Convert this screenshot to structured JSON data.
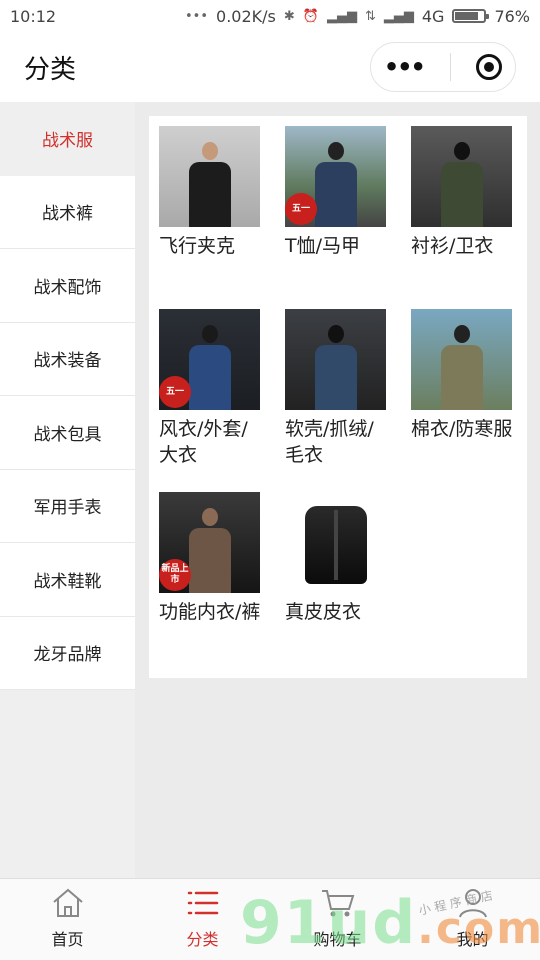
{
  "status": {
    "time": "10:12",
    "speed": "0.02K/s",
    "network": "4G",
    "battery": "76%"
  },
  "header": {
    "title": "分类"
  },
  "sidebar": {
    "items": [
      {
        "label": "战术服"
      },
      {
        "label": "战术裤"
      },
      {
        "label": "战术配饰"
      },
      {
        "label": "战术装备"
      },
      {
        "label": "战术包具"
      },
      {
        "label": "军用手表"
      },
      {
        "label": "战术鞋靴"
      },
      {
        "label": "龙牙品牌"
      }
    ]
  },
  "categories": [
    {
      "label": "飞行夹克"
    },
    {
      "label": "T恤/马甲",
      "badge": "五一"
    },
    {
      "label": "衬衫/卫衣"
    },
    {
      "label": "风衣/外套/大衣",
      "badge": "五一"
    },
    {
      "label": "软壳/抓绒/毛衣"
    },
    {
      "label": "棉衣/防寒服"
    },
    {
      "label": "功能内衣/裤",
      "badge": "新品上市"
    },
    {
      "label": "真皮皮衣"
    }
  ],
  "tabs": [
    {
      "label": "首页"
    },
    {
      "label": "分类"
    },
    {
      "label": "购物车"
    },
    {
      "label": "我的"
    }
  ],
  "watermark": {
    "main": "91ud",
    "suffix": ".com",
    "small": "小 程 序 商 店"
  },
  "colors": {
    "accent": "#d0312d",
    "sidebar_bg": "#efefef",
    "content_bg": "#ebebeb"
  }
}
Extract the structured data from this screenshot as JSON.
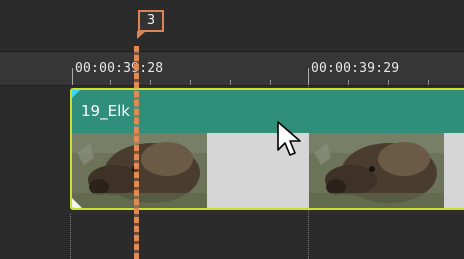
{
  "marker": {
    "label": "3"
  },
  "ruler": {
    "timecodes": [
      "00:00:39:28",
      "00:00:39:29"
    ]
  },
  "clip": {
    "title": "19_Elk"
  },
  "colors": {
    "clip_header": "#2f8f7b",
    "clip_border": "#cde030",
    "playhead": "#e08a55",
    "background": "#2f2f2f"
  },
  "icons": {
    "cursor": "mouse-pointer-icon",
    "marker": "marker-flag-icon"
  }
}
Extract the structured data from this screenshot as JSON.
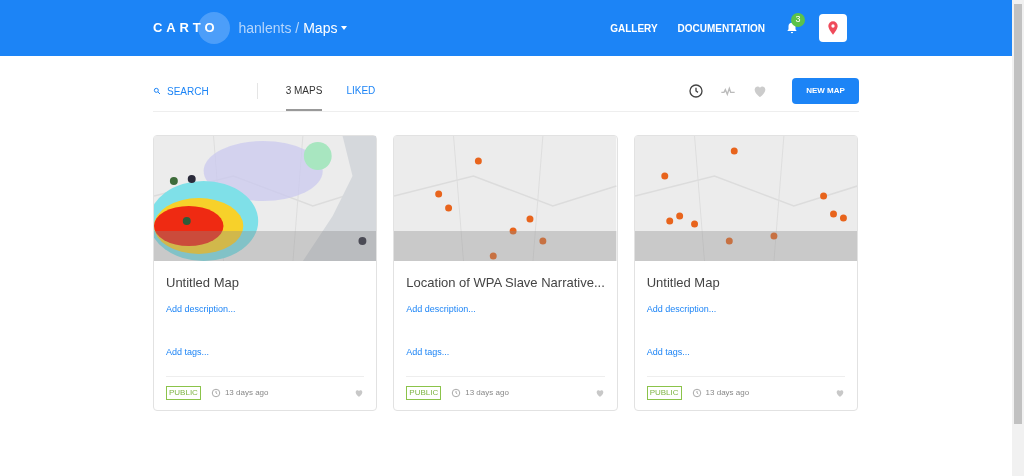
{
  "header": {
    "logo": "CARTO",
    "user": "hanlents /",
    "section": "Maps",
    "nav": [
      "GALLERY",
      "DOCUMENTATION"
    ],
    "notifications": "3"
  },
  "toolbar": {
    "search": "SEARCH",
    "tabs": [
      {
        "label": "3 MAPS",
        "selected": true
      },
      {
        "label": "LIKED",
        "selected": false
      }
    ],
    "new_map": "NEW MAP"
  },
  "cards": [
    {
      "kind": "heatmap",
      "title": "Untitled Map",
      "description": "Add description...",
      "tags": "Add tags...",
      "privacy": "PUBLIC",
      "time": "13 days ago",
      "liked": false
    },
    {
      "kind": "points",
      "title": "Location of WPA Slave Narrative...",
      "description": "Add description...",
      "tags": "Add tags...",
      "privacy": "PUBLIC",
      "time": "13 days ago",
      "liked": false
    },
    {
      "kind": "points",
      "title": "Untitled Map",
      "description": "Add description...",
      "tags": "Add tags...",
      "privacy": "PUBLIC",
      "time": "13 days ago",
      "liked": false
    }
  ]
}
****************************************
Directions — Give the number of lines in the records that contain the string "title", and nothing besides.

Worked solution — 5